Written problem:
Count the lines in the data below where the string "Characteristics" occurs, please, and give the number alone.

Task input:
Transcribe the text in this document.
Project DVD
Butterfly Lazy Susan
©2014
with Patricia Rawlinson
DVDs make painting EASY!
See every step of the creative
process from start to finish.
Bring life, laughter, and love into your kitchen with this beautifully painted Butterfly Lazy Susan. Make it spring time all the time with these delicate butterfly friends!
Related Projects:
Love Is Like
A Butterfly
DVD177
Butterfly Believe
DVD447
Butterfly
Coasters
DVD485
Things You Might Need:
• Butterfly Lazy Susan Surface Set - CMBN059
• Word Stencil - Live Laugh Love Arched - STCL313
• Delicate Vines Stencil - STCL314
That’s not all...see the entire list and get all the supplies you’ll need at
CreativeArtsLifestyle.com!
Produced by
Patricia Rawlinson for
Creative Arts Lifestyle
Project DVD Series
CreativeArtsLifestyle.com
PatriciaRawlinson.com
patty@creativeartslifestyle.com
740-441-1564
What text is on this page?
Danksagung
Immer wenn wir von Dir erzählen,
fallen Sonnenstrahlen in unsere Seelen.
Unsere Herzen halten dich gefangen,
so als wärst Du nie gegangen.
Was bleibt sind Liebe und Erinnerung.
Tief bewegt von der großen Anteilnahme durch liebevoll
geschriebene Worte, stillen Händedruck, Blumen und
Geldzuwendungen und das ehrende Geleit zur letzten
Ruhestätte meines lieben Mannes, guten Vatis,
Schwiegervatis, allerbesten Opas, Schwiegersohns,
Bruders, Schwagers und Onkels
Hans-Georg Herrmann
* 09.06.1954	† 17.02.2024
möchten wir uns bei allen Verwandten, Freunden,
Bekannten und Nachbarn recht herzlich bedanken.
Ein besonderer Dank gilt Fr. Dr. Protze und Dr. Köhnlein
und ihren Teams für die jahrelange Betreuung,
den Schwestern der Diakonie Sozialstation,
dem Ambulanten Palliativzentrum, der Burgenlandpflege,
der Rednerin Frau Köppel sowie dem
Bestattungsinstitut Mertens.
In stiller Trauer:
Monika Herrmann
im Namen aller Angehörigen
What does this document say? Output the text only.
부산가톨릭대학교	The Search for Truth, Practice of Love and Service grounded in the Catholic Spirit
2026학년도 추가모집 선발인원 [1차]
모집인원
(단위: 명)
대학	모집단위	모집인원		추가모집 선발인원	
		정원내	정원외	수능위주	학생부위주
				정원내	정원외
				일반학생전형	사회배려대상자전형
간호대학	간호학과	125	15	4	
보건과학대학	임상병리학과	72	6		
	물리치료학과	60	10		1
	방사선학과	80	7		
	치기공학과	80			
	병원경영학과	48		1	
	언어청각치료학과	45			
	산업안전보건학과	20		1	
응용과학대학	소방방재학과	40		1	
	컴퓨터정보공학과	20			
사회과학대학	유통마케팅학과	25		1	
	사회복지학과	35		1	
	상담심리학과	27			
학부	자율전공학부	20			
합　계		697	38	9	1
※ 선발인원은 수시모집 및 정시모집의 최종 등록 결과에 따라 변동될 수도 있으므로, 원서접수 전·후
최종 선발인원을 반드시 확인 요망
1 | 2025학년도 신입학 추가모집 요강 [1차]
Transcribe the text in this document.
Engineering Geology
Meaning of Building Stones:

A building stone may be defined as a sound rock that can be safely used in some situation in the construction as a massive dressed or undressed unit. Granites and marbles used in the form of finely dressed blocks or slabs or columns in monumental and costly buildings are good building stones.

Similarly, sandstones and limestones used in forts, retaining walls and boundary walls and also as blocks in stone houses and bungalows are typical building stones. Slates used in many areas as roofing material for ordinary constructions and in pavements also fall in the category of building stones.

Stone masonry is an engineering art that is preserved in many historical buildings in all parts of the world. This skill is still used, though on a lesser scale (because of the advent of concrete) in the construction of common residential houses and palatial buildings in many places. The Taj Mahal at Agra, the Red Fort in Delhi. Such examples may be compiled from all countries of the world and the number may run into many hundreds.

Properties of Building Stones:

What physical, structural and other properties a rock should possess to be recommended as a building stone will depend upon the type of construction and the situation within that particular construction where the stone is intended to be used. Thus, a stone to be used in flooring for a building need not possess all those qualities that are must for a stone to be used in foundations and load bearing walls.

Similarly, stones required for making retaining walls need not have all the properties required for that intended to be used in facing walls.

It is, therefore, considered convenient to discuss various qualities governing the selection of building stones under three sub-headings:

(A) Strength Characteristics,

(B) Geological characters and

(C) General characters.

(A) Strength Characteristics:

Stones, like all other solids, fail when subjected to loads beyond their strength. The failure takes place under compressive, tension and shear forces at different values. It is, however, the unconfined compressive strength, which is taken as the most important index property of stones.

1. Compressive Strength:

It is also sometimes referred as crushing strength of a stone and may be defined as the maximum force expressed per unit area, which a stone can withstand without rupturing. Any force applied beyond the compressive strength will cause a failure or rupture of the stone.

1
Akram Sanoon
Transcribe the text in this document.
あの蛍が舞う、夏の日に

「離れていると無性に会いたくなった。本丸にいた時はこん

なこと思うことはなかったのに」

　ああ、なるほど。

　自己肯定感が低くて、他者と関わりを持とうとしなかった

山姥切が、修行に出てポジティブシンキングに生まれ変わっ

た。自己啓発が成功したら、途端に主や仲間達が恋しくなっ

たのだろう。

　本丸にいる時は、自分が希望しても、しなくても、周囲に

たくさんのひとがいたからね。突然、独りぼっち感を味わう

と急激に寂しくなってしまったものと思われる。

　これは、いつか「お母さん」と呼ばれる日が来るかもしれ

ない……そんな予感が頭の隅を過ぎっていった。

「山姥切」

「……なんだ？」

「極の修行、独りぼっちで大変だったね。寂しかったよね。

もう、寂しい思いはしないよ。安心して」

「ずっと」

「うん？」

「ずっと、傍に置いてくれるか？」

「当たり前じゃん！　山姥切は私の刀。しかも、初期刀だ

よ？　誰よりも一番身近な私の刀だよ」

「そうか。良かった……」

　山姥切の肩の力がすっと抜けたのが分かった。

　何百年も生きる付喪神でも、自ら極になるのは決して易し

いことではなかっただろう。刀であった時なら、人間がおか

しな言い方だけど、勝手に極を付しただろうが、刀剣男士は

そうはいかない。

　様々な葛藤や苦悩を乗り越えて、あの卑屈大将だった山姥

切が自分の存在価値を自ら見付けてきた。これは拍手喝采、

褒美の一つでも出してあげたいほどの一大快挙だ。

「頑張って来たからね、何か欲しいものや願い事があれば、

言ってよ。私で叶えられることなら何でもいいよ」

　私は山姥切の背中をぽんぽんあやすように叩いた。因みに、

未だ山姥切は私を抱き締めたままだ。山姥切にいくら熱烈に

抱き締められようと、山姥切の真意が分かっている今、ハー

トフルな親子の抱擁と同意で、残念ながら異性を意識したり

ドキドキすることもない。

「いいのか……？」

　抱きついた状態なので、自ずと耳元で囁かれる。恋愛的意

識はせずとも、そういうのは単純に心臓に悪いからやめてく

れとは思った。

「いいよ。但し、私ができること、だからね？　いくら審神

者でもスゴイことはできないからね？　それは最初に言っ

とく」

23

Correct output:
2